* _Task statement_
Give the data a second time, exactly and in full.

* _Input material_
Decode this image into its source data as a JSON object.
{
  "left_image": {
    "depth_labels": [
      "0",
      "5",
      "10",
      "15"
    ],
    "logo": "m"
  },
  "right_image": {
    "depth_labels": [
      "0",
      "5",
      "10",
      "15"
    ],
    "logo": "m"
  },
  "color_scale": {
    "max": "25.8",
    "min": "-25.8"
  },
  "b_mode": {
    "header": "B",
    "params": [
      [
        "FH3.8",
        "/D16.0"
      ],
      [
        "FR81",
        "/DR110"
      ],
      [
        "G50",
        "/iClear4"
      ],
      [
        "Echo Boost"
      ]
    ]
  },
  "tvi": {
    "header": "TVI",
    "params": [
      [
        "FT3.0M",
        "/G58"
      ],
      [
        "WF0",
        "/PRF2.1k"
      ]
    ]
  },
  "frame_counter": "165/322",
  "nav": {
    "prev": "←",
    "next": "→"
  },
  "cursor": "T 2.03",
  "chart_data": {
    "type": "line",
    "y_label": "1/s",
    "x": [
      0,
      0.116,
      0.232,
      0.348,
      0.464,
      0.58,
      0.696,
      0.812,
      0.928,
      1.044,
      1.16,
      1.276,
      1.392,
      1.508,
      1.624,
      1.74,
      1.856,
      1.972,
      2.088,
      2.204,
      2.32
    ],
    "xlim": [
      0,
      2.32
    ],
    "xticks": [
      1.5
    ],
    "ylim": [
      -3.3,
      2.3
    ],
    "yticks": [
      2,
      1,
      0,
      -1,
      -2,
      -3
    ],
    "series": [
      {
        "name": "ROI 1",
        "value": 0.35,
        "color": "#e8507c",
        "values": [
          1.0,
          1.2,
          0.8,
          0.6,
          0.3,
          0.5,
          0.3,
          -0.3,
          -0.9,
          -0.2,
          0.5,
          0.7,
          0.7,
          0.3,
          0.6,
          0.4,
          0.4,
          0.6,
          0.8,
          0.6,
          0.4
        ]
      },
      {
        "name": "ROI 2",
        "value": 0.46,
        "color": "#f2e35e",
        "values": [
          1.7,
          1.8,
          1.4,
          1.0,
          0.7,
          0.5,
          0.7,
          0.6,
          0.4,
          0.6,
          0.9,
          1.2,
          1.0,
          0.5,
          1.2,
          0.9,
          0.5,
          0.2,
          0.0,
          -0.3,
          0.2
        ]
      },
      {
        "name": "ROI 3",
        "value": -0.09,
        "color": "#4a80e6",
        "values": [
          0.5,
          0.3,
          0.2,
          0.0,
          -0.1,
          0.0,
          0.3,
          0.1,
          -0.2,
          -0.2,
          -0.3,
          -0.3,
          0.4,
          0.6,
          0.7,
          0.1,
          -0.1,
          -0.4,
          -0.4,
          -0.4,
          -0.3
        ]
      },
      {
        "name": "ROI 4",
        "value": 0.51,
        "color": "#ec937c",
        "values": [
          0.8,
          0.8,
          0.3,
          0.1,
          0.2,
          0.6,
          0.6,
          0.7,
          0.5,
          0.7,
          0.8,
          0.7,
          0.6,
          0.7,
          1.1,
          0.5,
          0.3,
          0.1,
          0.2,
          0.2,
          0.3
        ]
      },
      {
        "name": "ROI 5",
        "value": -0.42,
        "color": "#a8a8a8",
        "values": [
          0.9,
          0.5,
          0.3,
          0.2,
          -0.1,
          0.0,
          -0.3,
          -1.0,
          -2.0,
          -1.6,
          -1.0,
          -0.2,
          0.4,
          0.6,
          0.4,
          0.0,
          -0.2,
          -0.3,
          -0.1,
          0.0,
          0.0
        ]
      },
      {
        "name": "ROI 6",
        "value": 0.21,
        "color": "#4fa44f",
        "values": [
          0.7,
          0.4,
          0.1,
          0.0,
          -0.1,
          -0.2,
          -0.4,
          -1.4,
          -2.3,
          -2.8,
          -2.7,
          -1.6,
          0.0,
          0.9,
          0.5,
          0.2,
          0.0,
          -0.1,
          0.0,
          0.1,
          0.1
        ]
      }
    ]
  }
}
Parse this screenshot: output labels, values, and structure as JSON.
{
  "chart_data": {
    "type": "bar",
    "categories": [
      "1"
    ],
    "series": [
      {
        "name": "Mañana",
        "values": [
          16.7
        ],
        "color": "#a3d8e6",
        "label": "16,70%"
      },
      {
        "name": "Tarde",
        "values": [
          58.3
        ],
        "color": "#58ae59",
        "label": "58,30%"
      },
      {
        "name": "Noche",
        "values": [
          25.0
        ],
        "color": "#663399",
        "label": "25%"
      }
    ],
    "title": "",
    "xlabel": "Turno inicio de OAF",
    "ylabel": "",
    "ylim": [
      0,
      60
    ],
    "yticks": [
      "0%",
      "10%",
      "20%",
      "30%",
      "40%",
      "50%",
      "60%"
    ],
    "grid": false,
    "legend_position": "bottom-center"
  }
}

* _Correct response_
Decode this image into its source data as a JSON object.
{
  "left_image": {
    "depth_labels": [
      "0",
      "5",
      "10",
      "15"
    ],
    "logo": "m"
  },
  "right_image": {
    "depth_labels": [
      "0",
      "5",
      "10",
      "15"
    ],
    "logo": "m"
  },
  "color_scale": {
    "max": "25.8",
    "min": "-25.8"
  },
  "b_mode": {
    "header": "B",
    "params": [
      [
        "FH3.8",
        "/D16.0"
      ],
      [
        "FR81",
        "/DR110"
      ],
      [
        "G50",
        "/iClear4"
      ],
      [
        "Echo Boost"
      ]
    ]
  },
  "tvi": {
    "header": "TVI",
    "params": [
      [
        "FT3.0M",
        "/G58"
      ],
      [
        "WF0",
        "/PRF2.1k"
      ]
    ]
  },
  "frame_counter": "165/322",
  "nav": {
    "prev": "←",
    "next": "→"
  },
  "cursor": "T 2.03",
  "chart_data": {
    "type": "line",
    "y_label": "1/s",
    "x": [
      0,
      0.116,
      0.232,
      0.348,
      0.464,
      0.58,
      0.696,
      0.812,
      0.928,
      1.044,
      1.16,
      1.276,
      1.392,
      1.508,
      1.624,
      1.74,
      1.856,
      1.972,
      2.088,
      2.204,
      2.32
    ],
    "xlim": [
      0,
      2.32
    ],
    "xticks": [
      1.5
    ],
    "ylim": [
      -3.3,
      2.3
    ],
    "yticks": [
      2,
      1,
      0,
      -1,
      -2,
      -3
    ],
    "series": [
      {
        "name": "ROI 1",
        "value": 0.35,
        "color": "#e8507c",
        "values": [
          1.0,
          1.2,
          0.8,
          0.6,
          0.3,
          0.5,
          0.3,
          -0.3,
          -0.9,
          -0.2,
          0.5,
          0.7,
          0.7,
          0.3,
          0.6,
          0.4,
          0.4,
          0.6,
          0.8,
          0.6,
          0.4
        ]
      },
      {
        "name": "ROI 2",
        "value": 0.46,
        "color": "#f2e35e",
        "values": [
          1.7,
          1.8,
          1.4,
          1.0,
          0.7,
          0.5,
          0.7,
          0.6,
          0.4,
          0.6,
          0.9,
          1.2,
          1.0,
          0.5,
          1.2,
          0.9,
          0.5,
          0.2,
          0.0,
          -0.3,
          0.2
        ]
      },
      {
        "name": "ROI 3",
        "value": -0.09,
        "color": "#4a80e6",
        "values": [
          0.5,
          0.3,
          0.2,
          0.0,
          -0.1,
          0.0,
          0.3,
          0.1,
          -0.2,
          -0.2,
          -0.3,
          -0.3,
          0.4,
          0.6,
          0.7,
          0.1,
          -0.1,
          -0.4,
          -0.4,
          -0.4,
          -0.3
        ]
      },
      {
        "name": "ROI 4",
        "value": 0.51,
        "color": "#ec937c",
        "values": [
          0.8,
          0.8,
          0.3,
          0.1,
          0.2,
          0.6,
          0.6,
          0.7,
          0.5,
          0.7,
          0.8,
          0.7,
          0.6,
          0.7,
          1.1,
          0.5,
          0.3,
          0.1,
          0.2,
          0.2,
          0.3
        ]
      },
      {
        "name": "ROI 5",
        "value": -0.42,
        "color": "#a8a8a8",
        "values": [
          0.9,
          0.5,
          0.3,
          0.2,
          -0.1,
          0.0,
          -0.3,
          -1.0,
          -2.0,
          -1.6,
          -1.0,
          -0.2,
          0.4,
          0.6,
          0.4,
          0.0,
          -0.2,
          -0.3,
          -0.1,
          0.0,
          0.0
        ]
      },
      {
        "name": "ROI 6",
        "value": 0.21,
        "color": "#4fa44f",
        "values": [
          0.7,
          0.4,
          0.1,
          0.0,
          -0.1,
          -0.2,
          -0.4,
          -1.4,
          -2.3,
          -2.8,
          -2.7,
          -1.6,
          0.0,
          0.9,
          0.5,
          0.2,
          0.0,
          -0.1,
          0.0,
          0.1,
          0.1
        ]
      }
    ]
  }
}
Parse this screenshot: output labels, values, and structure as JSON.
{
  "chart_data": {
    "type": "bar",
    "categories": [
      "1"
    ],
    "series": [
      {
        "name": "Mañana",
        "values": [
          16.7
        ],
        "color": "#a3d8e6",
        "label": "16,70%"
      },
      {
        "name": "Tarde",
        "values": [
          58.3
        ],
        "color": "#58ae59",
        "label": "58,30%"
      },
      {
        "name": "Noche",
        "values": [
          25.0
        ],
        "color": "#663399",
        "label": "25%"
      }
    ],
    "title": "",
    "xlabel": "Turno inicio de OAF",
    "ylabel": "",
    "ylim": [
      0,
      60
    ],
    "yticks": [
      "0%",
      "10%",
      "20%",
      "30%",
      "40%",
      "50%",
      "60%"
    ],
    "grid": false,
    "legend_position": "bottom-center"
  }
}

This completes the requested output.